Stored dataset items:
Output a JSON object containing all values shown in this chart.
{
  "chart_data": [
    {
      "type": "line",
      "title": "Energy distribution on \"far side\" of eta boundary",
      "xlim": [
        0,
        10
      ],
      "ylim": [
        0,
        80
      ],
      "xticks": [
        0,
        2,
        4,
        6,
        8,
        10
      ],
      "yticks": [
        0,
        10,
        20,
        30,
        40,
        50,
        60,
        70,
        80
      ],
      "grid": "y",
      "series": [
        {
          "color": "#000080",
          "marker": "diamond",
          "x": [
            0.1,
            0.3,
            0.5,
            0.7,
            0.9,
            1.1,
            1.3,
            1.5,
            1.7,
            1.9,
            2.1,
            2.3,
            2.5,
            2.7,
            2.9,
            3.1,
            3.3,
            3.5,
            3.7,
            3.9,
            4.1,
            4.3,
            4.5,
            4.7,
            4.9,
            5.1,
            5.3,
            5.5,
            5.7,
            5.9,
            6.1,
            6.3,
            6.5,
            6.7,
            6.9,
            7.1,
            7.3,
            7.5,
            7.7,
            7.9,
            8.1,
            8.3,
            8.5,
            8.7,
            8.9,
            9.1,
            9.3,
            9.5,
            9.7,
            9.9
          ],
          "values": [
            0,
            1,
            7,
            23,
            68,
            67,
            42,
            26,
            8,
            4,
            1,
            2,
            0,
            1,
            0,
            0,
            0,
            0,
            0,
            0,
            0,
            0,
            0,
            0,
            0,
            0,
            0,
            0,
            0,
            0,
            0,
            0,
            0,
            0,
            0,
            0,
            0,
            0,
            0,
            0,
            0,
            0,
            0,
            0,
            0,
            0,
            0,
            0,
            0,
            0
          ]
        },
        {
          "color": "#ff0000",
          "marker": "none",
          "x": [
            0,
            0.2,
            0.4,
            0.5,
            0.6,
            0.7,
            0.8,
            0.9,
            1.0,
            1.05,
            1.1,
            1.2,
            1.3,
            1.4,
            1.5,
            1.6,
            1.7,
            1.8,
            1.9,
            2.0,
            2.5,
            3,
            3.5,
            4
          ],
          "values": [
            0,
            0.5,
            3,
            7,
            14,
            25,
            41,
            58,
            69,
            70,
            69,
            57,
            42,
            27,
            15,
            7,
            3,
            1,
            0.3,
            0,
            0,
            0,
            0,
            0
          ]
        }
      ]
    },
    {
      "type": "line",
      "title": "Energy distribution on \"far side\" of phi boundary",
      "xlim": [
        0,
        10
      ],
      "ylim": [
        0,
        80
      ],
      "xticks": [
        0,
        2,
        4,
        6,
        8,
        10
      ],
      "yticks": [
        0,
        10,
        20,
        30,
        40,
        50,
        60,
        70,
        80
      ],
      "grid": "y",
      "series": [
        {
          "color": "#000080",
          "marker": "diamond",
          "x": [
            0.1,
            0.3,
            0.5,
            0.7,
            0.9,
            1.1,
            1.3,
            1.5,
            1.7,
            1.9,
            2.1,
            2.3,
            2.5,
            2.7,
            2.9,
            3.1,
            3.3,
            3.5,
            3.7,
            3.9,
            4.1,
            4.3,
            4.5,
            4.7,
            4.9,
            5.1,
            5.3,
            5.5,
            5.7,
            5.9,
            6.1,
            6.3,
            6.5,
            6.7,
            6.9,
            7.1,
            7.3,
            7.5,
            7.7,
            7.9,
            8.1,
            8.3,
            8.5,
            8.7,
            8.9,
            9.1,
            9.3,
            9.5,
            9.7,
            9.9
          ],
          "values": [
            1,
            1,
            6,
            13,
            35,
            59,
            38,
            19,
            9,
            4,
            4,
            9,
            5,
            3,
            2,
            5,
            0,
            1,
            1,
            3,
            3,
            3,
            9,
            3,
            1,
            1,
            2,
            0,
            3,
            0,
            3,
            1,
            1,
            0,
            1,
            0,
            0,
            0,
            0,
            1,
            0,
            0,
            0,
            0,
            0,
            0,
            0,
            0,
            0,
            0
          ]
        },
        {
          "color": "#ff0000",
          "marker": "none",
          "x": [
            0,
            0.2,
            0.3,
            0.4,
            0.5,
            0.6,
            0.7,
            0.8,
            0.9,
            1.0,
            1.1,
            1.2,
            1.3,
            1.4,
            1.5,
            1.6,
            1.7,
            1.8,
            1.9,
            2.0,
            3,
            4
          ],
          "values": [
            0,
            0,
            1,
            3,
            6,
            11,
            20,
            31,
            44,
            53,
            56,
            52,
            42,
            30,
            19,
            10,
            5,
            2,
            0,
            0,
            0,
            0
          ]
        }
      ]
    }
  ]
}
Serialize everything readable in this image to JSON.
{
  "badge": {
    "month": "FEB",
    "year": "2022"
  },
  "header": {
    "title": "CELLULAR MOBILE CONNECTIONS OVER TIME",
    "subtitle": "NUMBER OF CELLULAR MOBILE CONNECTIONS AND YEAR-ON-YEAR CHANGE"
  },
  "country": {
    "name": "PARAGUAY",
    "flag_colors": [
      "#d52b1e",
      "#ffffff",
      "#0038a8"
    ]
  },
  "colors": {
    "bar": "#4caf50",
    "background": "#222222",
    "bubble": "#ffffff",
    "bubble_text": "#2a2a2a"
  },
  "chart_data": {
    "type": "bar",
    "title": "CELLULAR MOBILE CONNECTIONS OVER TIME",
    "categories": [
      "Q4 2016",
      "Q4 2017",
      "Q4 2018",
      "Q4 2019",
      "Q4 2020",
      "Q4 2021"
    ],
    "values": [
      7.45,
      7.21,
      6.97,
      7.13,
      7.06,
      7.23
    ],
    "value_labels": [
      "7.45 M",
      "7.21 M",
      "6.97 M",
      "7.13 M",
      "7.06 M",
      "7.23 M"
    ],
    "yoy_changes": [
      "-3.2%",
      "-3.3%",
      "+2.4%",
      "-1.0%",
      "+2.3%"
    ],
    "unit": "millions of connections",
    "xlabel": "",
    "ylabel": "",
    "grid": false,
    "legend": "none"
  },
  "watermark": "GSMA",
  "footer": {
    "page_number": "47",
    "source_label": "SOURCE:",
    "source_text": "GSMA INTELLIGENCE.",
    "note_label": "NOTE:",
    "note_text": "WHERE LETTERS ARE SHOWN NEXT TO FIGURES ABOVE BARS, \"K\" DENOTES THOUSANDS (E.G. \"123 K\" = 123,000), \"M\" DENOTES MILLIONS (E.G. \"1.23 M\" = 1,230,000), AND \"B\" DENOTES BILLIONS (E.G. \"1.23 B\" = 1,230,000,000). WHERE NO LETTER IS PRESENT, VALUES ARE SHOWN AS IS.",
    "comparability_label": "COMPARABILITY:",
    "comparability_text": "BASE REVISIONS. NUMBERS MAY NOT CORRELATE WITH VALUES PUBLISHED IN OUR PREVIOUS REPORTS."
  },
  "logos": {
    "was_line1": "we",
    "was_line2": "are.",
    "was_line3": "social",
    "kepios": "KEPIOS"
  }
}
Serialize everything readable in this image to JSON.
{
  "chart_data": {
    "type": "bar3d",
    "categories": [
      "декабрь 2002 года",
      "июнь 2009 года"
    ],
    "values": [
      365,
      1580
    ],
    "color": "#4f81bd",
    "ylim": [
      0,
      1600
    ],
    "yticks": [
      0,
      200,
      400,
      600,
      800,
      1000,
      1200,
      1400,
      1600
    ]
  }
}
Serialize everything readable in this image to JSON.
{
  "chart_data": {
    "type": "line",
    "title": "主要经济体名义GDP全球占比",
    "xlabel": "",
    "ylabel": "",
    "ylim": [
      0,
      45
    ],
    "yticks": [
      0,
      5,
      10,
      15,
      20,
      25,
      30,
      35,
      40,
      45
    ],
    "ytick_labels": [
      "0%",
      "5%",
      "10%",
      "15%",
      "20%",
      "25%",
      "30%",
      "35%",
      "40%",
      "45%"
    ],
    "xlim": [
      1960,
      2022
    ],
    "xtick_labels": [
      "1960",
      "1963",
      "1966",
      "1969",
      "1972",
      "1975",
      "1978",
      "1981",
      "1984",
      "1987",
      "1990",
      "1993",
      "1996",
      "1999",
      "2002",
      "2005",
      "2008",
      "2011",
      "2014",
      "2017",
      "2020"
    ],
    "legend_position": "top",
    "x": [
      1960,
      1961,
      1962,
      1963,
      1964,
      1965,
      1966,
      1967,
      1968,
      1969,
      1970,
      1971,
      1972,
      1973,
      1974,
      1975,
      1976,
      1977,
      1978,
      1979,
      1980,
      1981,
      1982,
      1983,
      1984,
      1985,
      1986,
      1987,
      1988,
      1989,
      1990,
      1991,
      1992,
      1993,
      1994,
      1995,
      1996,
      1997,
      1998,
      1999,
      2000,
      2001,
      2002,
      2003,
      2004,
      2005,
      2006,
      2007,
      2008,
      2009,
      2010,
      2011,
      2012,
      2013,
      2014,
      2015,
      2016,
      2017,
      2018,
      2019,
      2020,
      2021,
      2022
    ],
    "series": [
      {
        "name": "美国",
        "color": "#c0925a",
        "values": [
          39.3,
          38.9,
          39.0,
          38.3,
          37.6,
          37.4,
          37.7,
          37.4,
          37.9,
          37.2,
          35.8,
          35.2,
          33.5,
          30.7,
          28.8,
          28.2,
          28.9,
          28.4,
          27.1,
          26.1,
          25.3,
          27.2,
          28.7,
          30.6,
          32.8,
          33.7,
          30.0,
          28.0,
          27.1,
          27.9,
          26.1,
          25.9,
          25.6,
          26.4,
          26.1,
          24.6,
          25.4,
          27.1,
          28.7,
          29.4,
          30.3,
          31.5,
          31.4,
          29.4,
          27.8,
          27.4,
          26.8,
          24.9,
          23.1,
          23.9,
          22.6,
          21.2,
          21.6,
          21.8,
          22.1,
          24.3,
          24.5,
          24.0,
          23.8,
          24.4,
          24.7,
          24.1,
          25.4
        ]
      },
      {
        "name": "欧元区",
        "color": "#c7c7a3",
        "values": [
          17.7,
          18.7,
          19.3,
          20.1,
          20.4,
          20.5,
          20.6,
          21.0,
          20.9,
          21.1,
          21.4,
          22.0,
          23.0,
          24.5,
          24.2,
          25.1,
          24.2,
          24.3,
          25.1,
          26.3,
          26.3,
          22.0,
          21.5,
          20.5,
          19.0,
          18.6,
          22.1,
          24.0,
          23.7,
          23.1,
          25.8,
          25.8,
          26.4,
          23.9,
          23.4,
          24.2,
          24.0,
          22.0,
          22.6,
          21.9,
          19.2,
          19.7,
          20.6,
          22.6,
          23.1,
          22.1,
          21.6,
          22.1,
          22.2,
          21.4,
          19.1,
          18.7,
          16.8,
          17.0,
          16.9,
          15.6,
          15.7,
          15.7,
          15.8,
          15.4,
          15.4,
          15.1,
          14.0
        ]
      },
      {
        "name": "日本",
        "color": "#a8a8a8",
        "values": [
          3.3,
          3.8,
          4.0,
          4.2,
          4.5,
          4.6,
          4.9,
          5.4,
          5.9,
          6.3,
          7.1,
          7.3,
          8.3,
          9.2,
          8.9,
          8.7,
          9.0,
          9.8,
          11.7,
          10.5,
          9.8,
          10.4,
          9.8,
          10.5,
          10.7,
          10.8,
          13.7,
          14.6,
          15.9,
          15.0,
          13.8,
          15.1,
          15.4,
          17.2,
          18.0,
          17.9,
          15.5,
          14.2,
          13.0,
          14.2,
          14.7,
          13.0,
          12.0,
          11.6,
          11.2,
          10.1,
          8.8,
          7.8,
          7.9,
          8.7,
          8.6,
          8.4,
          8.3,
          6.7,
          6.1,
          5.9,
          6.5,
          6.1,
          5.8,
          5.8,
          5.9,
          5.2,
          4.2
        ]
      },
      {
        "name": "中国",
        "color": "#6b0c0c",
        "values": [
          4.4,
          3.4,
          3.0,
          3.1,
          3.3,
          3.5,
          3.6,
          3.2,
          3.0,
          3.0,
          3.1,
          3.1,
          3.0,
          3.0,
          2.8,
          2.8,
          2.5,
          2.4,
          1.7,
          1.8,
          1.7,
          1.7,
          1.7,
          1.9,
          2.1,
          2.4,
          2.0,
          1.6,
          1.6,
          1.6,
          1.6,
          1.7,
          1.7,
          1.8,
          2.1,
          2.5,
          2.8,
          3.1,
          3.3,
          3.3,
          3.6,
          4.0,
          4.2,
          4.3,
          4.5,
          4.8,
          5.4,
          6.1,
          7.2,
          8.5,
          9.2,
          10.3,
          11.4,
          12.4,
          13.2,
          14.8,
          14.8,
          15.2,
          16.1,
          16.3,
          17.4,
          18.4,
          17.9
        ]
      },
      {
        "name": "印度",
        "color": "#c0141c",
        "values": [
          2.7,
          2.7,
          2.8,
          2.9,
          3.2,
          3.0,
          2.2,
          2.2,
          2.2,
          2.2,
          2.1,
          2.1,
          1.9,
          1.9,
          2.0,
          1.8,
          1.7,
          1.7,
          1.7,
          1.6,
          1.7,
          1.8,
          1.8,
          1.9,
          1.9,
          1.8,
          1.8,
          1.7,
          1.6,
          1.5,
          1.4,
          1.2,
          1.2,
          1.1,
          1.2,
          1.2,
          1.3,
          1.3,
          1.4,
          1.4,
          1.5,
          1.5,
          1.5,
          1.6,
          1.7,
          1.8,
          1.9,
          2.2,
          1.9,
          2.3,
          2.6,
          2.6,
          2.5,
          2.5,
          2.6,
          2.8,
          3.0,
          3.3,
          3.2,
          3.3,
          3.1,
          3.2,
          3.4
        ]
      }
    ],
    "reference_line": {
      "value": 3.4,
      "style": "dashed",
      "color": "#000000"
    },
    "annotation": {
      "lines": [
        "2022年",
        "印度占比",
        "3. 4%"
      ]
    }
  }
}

GOAL => Copy each line containing the word "Energy" from the data.

ANSWER FOR THE TASK =>
      "title": "Energy distribution on \"far side\" of eta boundary",
      "title": "Energy distribution on \"far side\" of phi boundary",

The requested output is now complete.